• _Work required_
Go through the records and give each one again exactly.

• _Data to use_
= = = = = = =

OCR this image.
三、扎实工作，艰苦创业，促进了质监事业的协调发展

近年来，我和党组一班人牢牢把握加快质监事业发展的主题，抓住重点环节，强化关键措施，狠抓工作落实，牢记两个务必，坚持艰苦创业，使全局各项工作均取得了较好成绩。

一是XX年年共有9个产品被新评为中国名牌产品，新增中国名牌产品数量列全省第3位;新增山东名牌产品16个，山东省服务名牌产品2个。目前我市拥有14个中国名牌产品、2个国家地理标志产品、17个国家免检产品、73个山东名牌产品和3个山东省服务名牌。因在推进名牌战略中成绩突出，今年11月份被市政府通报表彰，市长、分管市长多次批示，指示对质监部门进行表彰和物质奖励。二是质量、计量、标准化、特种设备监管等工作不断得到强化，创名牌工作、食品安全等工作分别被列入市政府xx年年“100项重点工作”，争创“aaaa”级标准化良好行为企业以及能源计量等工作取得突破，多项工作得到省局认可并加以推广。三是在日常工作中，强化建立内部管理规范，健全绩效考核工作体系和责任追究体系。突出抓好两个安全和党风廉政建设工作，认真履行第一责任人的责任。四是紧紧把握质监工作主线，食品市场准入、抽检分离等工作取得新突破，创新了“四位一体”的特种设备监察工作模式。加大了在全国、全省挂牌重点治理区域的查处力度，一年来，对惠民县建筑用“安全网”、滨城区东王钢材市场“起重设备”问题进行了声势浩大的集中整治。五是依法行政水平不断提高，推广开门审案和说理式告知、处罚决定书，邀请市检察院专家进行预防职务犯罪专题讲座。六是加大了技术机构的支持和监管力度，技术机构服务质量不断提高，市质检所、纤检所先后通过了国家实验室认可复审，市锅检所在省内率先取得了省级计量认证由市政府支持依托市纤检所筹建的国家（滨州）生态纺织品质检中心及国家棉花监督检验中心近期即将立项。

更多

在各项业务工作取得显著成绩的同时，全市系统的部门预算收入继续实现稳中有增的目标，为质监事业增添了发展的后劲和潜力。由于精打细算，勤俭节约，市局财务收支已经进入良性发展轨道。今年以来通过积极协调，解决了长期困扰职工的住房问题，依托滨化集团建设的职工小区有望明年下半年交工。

= = = = = = =

• _Reply to the task_
OCR this image.
三、扎实工作，艰苦创业，促进了质监事业的协调发展

近年来，我和党组一班人牢牢把握加快质监事业发展的主题，抓住重点环节，强化关键措施，狠抓工作落实，牢记两个务必，坚持艰苦创业，使全局各项工作均取得了较好成绩。

一是XX年年共有9个产品被新评为中国名牌产品，新增中国名牌产品数量列全省第3位;新增山东名牌产品16个，山东省服务名牌产品2个。目前我市拥有14个中国名牌产品、2个国家地理标志产品、17个国家免检产品、73个山东名牌产品和3个山东省服务名牌。因在推进名牌战略中成绩突出，今年11月份被市政府通报表彰，市长、分管市长多次批示，指示对质监部门进行表彰和物质奖励。二是质量、计量、标准化、特种设备监管等工作不断得到强化，创名牌工作、食品安全等工作分别被列入市政府xx年年“100项重点工作”，争创“aaaa”级标准化良好行为企业以及能源计量等工作取得突破，多项工作得到省局认可并加以推广。三是在日常工作中，强化建立内部管理规范，健全绩效考核工作体系和责任追究体系。突出抓好两个安全和党风廉政建设工作，认真履行第一责任人的责任。四是紧紧把握质监工作主线，食品市场准入、抽检分离等工作取得新突破，创新了“四位一体”的特种设备监察工作模式。加大了在全国、全省挂牌重点治理区域的查处力度，一年来，对惠民县建筑用“安全网”、滨城区东王钢材市场“起重设备”问题进行了声势浩大的集中整治。五是依法行政水平不断提高，推广开门审案和说理式告知、处罚决定书，邀请市检察院专家进行预防职务犯罪专题讲座。六是加大了技术机构的支持和监管力度，技术机构服务质量不断提高，市质检所、纤检所先后通过了国家实验室认可复审，市锅检所在省内率先取得了省级计量认证由市政府支持依托市纤检所筹建的国家（滨州）生态纺织品质检中心及国家棉花监督检验中心近期即将立项。

更多

在各项业务工作取得显著成绩的同时，全市系统的部门预算收入继续实现稳中有增的目标，为质监事业增添了发展的后劲和潜力。由于精打细算，勤俭节约，市局财务收支已经进入良性发展轨道。今年以来通过积极协调，解决了长期困扰职工的住房问题，依托滨化集团建设的职工小区有望明年下半年交工。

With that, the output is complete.